Saved entries
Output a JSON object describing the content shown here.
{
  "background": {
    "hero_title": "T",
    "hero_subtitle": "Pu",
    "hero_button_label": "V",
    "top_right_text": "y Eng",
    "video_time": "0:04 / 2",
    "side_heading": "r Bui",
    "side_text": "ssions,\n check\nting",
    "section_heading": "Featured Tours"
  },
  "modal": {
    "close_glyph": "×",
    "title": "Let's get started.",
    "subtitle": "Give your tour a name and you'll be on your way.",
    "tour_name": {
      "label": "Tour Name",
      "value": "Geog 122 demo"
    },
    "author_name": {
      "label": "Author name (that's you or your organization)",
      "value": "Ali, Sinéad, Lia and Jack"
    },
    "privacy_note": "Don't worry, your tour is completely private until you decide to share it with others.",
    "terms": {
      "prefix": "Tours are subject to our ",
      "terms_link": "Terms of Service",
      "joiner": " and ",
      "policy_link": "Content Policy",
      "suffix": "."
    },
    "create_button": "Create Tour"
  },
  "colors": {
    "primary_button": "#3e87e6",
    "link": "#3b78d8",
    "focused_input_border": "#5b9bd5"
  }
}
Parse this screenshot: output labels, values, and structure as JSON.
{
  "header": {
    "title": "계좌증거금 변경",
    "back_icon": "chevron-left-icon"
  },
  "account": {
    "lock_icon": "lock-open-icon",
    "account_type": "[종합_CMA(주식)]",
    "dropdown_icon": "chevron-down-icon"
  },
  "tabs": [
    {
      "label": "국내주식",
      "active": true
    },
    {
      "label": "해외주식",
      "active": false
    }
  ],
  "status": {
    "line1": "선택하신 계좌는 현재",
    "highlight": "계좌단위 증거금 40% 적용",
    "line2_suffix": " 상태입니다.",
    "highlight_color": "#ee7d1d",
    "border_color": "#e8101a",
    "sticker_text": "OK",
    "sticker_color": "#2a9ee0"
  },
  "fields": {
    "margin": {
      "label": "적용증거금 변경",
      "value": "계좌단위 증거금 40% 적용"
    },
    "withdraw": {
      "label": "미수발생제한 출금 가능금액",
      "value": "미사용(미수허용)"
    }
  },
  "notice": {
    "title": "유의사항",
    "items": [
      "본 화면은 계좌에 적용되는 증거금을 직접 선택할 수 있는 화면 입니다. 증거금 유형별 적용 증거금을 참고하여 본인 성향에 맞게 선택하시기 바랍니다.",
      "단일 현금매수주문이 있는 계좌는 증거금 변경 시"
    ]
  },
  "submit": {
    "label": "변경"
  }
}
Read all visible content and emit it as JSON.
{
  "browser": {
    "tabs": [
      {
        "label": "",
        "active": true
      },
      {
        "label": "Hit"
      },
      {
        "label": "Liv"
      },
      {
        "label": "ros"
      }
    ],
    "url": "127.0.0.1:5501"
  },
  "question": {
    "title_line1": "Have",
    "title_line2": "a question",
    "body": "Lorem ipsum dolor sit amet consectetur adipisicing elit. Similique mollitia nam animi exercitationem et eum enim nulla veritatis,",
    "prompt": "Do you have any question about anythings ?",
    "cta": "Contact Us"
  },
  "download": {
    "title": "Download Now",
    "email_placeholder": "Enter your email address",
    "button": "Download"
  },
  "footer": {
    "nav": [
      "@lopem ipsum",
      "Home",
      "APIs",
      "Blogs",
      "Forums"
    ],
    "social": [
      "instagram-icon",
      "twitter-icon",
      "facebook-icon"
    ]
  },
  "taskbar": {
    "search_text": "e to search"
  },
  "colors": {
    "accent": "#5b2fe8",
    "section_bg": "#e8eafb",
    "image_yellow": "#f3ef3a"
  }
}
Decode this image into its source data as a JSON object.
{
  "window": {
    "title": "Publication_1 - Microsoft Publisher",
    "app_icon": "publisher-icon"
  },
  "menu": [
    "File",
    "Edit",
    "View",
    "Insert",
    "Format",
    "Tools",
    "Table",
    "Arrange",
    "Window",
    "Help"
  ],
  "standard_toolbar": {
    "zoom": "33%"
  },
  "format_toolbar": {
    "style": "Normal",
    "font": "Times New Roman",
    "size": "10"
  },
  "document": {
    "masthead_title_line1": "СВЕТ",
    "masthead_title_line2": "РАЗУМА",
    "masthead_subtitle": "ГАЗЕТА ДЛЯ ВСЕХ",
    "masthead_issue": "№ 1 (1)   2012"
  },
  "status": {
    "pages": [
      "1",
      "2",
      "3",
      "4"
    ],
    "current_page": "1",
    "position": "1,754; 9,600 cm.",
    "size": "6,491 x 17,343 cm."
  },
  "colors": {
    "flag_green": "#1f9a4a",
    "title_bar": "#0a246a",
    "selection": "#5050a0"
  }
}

» TASK PROMPT:
Copy out each record from above, exactly.

» EXERCISE SOLUTION:
Output a JSON object describing the content shown here.
{
  "background": {
    "hero_title": "T",
    "hero_subtitle": "Pu",
    "hero_button_label": "V",
    "top_right_text": "y Eng",
    "video_time": "0:04 / 2",
    "side_heading": "r Bui",
    "side_text": "ssions,\n check\nting",
    "section_heading": "Featured Tours"
  },
  "modal": {
    "close_glyph": "×",
    "title": "Let's get started.",
    "subtitle": "Give your tour a name and you'll be on your way.",
    "tour_name": {
      "label": "Tour Name",
      "value": "Geog 122 demo"
    },
    "author_name": {
      "label": "Author name (that's you or your organization)",
      "value": "Ali, Sinéad, Lia and Jack"
    },
    "privacy_note": "Don't worry, your tour is completely private until you decide to share it with others.",
    "terms": {
      "prefix": "Tours are subject to our ",
      "terms_link": "Terms of Service",
      "joiner": " and ",
      "policy_link": "Content Policy",
      "suffix": "."
    },
    "create_button": "Create Tour"
  },
  "colors": {
    "primary_button": "#3e87e6",
    "link": "#3b78d8",
    "focused_input_border": "#5b9bd5"
  }
}
Parse this screenshot: output labels, values, and structure as JSON.
{
  "header": {
    "title": "계좌증거금 변경",
    "back_icon": "chevron-left-icon"
  },
  "account": {
    "lock_icon": "lock-open-icon",
    "account_type": "[종합_CMA(주식)]",
    "dropdown_icon": "chevron-down-icon"
  },
  "tabs": [
    {
      "label": "국내주식",
      "active": true
    },
    {
      "label": "해외주식",
      "active": false
    }
  ],
  "status": {
    "line1": "선택하신 계좌는 현재",
    "highlight": "계좌단위 증거금 40% 적용",
    "line2_suffix": " 상태입니다.",
    "highlight_color": "#ee7d1d",
    "border_color": "#e8101a",
    "sticker_text": "OK",
    "sticker_color": "#2a9ee0"
  },
  "fields": {
    "margin": {
      "label": "적용증거금 변경",
      "value": "계좌단위 증거금 40% 적용"
    },
    "withdraw": {
      "label": "미수발생제한 출금 가능금액",
      "value": "미사용(미수허용)"
    }
  },
  "notice": {
    "title": "유의사항",
    "items": [
      "본 화면은 계좌에 적용되는 증거금을 직접 선택할 수 있는 화면 입니다. 증거금 유형별 적용 증거금을 참고하여 본인 성향에 맞게 선택하시기 바랍니다.",
      "단일 현금매수주문이 있는 계좌는 증거금 변경 시"
    ]
  },
  "submit": {
    "label": "변경"
  }
}
Read all visible content and emit it as JSON.
{
  "browser": {
    "tabs": [
      {
        "label": "",
        "active": true
      },
      {
        "label": "Hit"
      },
      {
        "label": "Liv"
      },
      {
        "label": "ros"
      }
    ],
    "url": "127.0.0.1:5501"
  },
  "question": {
    "title_line1": "Have",
    "title_line2": "a question",
    "body": "Lorem ipsum dolor sit amet consectetur adipisicing elit. Similique mollitia nam animi exercitationem et eum enim nulla veritatis,",
    "prompt": "Do you have any question about anythings ?",
    "cta": "Contact Us"
  },
  "download": {
    "title": "Download Now",
    "email_placeholder": "Enter your email address",
    "button": "Download"
  },
  "footer": {
    "nav": [
      "@lopem ipsum",
      "Home",
      "APIs",
      "Blogs",
      "Forums"
    ],
    "social": [
      "instagram-icon",
      "twitter-icon",
      "facebook-icon"
    ]
  },
  "taskbar": {
    "search_text": "e to search"
  },
  "colors": {
    "accent": "#5b2fe8",
    "section_bg": "#e8eafb",
    "image_yellow": "#f3ef3a"
  }
}
Decode this image into its source data as a JSON object.
{
  "window": {
    "title": "Publication_1 - Microsoft Publisher",
    "app_icon": "publisher-icon"
  },
  "menu": [
    "File",
    "Edit",
    "View",
    "Insert",
    "Format",
    "Tools",
    "Table",
    "Arrange",
    "Window",
    "Help"
  ],
  "standard_toolbar": {
    "zoom": "33%"
  },
  "format_toolbar": {
    "style": "Normal",
    "font": "Times New Roman",
    "size": "10"
  },
  "document": {
    "masthead_title_line1": "СВЕТ",
    "masthead_title_line2": "РАЗУМА",
    "masthead_subtitle": "ГАЗЕТА ДЛЯ ВСЕХ",
    "masthead_issue": "№ 1 (1)   2012"
  },
  "status": {
    "pages": [
      "1",
      "2",
      "3",
      "4"
    ],
    "current_page": "1",
    "position": "1,754; 9,600 cm.",
    "size": "6,491 x 17,343 cm."
  },
  "colors": {
    "flag_green": "#1f9a4a",
    "title_bar": "#0a246a",
    "selection": "#5050a0"
  }
}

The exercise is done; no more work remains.